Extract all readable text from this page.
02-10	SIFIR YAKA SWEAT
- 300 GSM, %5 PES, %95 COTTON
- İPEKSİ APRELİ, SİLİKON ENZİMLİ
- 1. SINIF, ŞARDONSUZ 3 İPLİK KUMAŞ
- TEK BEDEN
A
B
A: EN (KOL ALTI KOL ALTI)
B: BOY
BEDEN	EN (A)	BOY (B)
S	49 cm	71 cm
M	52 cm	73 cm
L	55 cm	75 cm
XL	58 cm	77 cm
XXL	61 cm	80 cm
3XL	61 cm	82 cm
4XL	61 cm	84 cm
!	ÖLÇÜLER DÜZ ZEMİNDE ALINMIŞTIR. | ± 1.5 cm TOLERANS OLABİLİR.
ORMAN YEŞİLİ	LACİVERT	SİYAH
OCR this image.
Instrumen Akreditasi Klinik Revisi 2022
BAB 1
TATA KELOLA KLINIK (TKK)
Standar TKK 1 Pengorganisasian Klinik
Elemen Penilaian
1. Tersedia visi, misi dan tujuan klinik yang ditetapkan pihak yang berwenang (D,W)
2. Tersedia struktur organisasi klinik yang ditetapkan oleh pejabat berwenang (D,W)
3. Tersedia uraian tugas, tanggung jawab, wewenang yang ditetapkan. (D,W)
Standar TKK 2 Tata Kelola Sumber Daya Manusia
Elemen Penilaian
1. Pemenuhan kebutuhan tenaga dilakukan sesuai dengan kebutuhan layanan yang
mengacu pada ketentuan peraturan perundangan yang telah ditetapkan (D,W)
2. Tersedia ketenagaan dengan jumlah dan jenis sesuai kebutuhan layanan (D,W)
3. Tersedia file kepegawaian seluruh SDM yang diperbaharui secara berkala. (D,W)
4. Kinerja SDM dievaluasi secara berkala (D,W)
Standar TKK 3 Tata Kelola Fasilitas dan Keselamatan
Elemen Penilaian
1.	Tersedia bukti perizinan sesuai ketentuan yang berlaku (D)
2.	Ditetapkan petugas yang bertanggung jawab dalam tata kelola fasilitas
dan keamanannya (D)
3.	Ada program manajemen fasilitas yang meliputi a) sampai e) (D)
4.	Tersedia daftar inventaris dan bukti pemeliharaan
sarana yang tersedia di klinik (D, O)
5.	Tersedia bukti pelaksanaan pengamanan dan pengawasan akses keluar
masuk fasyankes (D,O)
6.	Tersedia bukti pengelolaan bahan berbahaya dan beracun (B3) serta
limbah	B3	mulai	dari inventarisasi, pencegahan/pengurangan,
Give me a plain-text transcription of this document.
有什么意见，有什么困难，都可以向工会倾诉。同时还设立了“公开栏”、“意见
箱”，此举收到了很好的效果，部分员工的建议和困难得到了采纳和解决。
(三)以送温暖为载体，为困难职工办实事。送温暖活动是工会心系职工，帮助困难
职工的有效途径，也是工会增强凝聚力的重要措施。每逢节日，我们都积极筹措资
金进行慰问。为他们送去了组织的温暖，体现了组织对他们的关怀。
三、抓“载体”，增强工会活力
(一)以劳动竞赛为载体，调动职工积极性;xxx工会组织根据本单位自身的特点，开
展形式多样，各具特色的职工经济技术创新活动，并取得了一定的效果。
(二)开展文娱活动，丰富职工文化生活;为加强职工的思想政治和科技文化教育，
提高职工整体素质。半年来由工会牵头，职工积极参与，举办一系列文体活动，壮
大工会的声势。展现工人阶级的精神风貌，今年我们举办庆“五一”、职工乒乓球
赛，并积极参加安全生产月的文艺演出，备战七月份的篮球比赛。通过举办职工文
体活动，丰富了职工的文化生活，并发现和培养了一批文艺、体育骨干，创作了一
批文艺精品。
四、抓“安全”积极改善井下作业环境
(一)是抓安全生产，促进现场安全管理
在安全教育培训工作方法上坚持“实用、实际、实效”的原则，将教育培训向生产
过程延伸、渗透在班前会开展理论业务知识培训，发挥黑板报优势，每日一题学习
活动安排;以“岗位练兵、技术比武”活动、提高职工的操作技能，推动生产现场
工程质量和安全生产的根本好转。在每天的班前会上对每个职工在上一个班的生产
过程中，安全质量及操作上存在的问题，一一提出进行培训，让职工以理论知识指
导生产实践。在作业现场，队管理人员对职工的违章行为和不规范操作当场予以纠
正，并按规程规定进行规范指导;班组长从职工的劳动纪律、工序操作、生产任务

=-=-=

What the task requires:
In the records above, find each line with the word "layanan" and copy it.

The output:
1. Pemenuhan kebutuhan tenaga dilakukan sesuai dengan kebutuhan layanan yang
2. Tersedia ketenagaan dengan jumlah dan jenis sesuai kebutuhan layanan (D,W)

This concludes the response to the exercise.